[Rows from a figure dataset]
====
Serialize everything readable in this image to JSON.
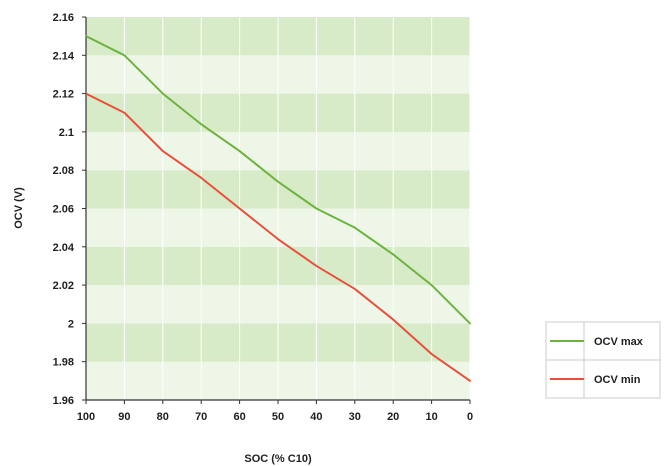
{
  "chart_data": {
    "type": "line",
    "title": "",
    "xlabel": "SOC (% C10)",
    "ylabel": "OCV (V)",
    "x": [
      100,
      90,
      80,
      70,
      60,
      50,
      40,
      30,
      20,
      10,
      0
    ],
    "x_tick_labels": [
      "100",
      "90",
      "80",
      "70",
      "60",
      "50",
      "40",
      "30",
      "20",
      "10",
      "0"
    ],
    "y_tick_labels": [
      "1.96",
      "1.98",
      "2",
      "2.02",
      "2.04",
      "2.06",
      "2.08",
      "2.1",
      "2.12",
      "2.14",
      "2.16"
    ],
    "y_ticks": [
      1.96,
      1.98,
      2.0,
      2.02,
      2.04,
      2.06,
      2.08,
      2.1,
      2.12,
      2.14,
      2.16
    ],
    "xlim": [
      100,
      0
    ],
    "ylim": [
      1.96,
      2.16
    ],
    "grid": "horizontal bands",
    "legend_position": "right",
    "series": [
      {
        "name": "OCV max",
        "color": "#6db33f",
        "values": [
          2.15,
          2.14,
          2.12,
          2.104,
          2.09,
          2.074,
          2.06,
          2.05,
          2.036,
          2.02,
          2.0
        ]
      },
      {
        "name": "OCV min",
        "color": "#e8503c",
        "values": [
          2.12,
          2.11,
          2.09,
          2.076,
          2.06,
          2.044,
          2.03,
          2.018,
          2.002,
          1.984,
          1.97
        ]
      }
    ],
    "colors": {
      "band_dark": "#d8ebc9",
      "band_light": "#eef6e7",
      "axis": "#333333",
      "gridline": "#ffffff"
    }
  }
}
====
Set task | Write out the full listing verbatim, excluding its pictures.

Exercise solution |
Serialize everything readable in this image to JSON.
{
  "chart_data": {
    "type": "line",
    "title": "",
    "xlabel": "SOC (% C10)",
    "ylabel": "OCV (V)",
    "x": [
      100,
      90,
      80,
      70,
      60,
      50,
      40,
      30,
      20,
      10,
      0
    ],
    "x_tick_labels": [
      "100",
      "90",
      "80",
      "70",
      "60",
      "50",
      "40",
      "30",
      "20",
      "10",
      "0"
    ],
    "y_tick_labels": [
      "1.96",
      "1.98",
      "2",
      "2.02",
      "2.04",
      "2.06",
      "2.08",
      "2.1",
      "2.12",
      "2.14",
      "2.16"
    ],
    "y_ticks": [
      1.96,
      1.98,
      2.0,
      2.02,
      2.04,
      2.06,
      2.08,
      2.1,
      2.12,
      2.14,
      2.16
    ],
    "xlim": [
      100,
      0
    ],
    "ylim": [
      1.96,
      2.16
    ],
    "grid": "horizontal bands",
    "legend_position": "right",
    "series": [
      {
        "name": "OCV max",
        "color": "#6db33f",
        "values": [
          2.15,
          2.14,
          2.12,
          2.104,
          2.09,
          2.074,
          2.06,
          2.05,
          2.036,
          2.02,
          2.0
        ]
      },
      {
        "name": "OCV min",
        "color": "#e8503c",
        "values": [
          2.12,
          2.11,
          2.09,
          2.076,
          2.06,
          2.044,
          2.03,
          2.018,
          2.002,
          1.984,
          1.97
        ]
      }
    ],
    "colors": {
      "band_dark": "#d8ebc9",
      "band_light": "#eef6e7",
      "axis": "#333333",
      "gridline": "#ffffff"
    }
  }
}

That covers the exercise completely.